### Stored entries

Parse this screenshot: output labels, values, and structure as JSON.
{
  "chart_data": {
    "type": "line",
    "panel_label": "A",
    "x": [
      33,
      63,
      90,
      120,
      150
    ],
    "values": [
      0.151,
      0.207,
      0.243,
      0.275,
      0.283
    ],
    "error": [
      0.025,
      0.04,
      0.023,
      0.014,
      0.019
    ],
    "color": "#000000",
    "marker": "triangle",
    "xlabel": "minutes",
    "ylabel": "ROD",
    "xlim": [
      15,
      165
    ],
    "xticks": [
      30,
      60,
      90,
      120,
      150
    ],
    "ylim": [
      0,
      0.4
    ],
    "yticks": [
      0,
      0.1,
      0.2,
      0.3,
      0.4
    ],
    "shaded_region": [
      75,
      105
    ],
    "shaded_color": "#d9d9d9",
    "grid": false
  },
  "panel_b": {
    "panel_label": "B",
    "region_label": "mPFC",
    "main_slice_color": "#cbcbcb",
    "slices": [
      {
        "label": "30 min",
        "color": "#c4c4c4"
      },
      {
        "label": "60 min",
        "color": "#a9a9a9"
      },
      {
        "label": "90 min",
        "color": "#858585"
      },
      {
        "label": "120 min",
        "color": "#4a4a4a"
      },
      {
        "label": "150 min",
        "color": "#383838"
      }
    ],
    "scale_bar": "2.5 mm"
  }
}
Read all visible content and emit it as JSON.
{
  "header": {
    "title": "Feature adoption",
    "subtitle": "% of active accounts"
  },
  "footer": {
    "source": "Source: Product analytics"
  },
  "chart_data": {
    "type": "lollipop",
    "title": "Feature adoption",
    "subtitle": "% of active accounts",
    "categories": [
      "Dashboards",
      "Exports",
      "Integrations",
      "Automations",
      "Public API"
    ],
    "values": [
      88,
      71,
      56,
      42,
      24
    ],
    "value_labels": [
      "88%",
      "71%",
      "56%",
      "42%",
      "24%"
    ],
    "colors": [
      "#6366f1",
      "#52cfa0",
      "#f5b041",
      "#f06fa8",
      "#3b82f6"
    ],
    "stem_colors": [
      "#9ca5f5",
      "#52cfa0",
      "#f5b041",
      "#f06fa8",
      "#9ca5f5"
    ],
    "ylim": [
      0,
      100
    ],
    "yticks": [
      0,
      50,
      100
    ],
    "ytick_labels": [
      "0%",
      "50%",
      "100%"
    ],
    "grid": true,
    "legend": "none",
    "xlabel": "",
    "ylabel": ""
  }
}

### TASK OBJECTIVE
Set down exactly what runs from the line with "Read all visible content and emit it as JSON." to the last line of the data above, including both of those lines and no others.

### RESULT OF THE TASK
Read all visible content and emit it as JSON.
{
  "header": {
    "title": "Feature adoption",
    "subtitle": "% of active accounts"
  },
  "footer": {
    "source": "Source: Product analytics"
  },
  "chart_data": {
    "type": "lollipop",
    "title": "Feature adoption",
    "subtitle": "% of active accounts",
    "categories": [
      "Dashboards",
      "Exports",
      "Integrations",
      "Automations",
      "Public API"
    ],
    "values": [
      88,
      71,
      56,
      42,
      24
    ],
    "value_labels": [
      "88%",
      "71%",
      "56%",
      "42%",
      "24%"
    ],
    "colors": [
      "#6366f1",
      "#52cfa0",
      "#f5b041",
      "#f06fa8",
      "#3b82f6"
    ],
    "stem_colors": [
      "#9ca5f5",
      "#52cfa0",
      "#f5b041",
      "#f06fa8",
      "#9ca5f5"
    ],
    "ylim": [
      0,
      100
    ],
    "yticks": [
      0,
      50,
      100
    ],
    "ytick_labels": [
      "0%",
      "50%",
      "100%"
    ],
    "grid": true,
    "legend": "none",
    "xlabel": "",
    "ylabel": ""
  }
}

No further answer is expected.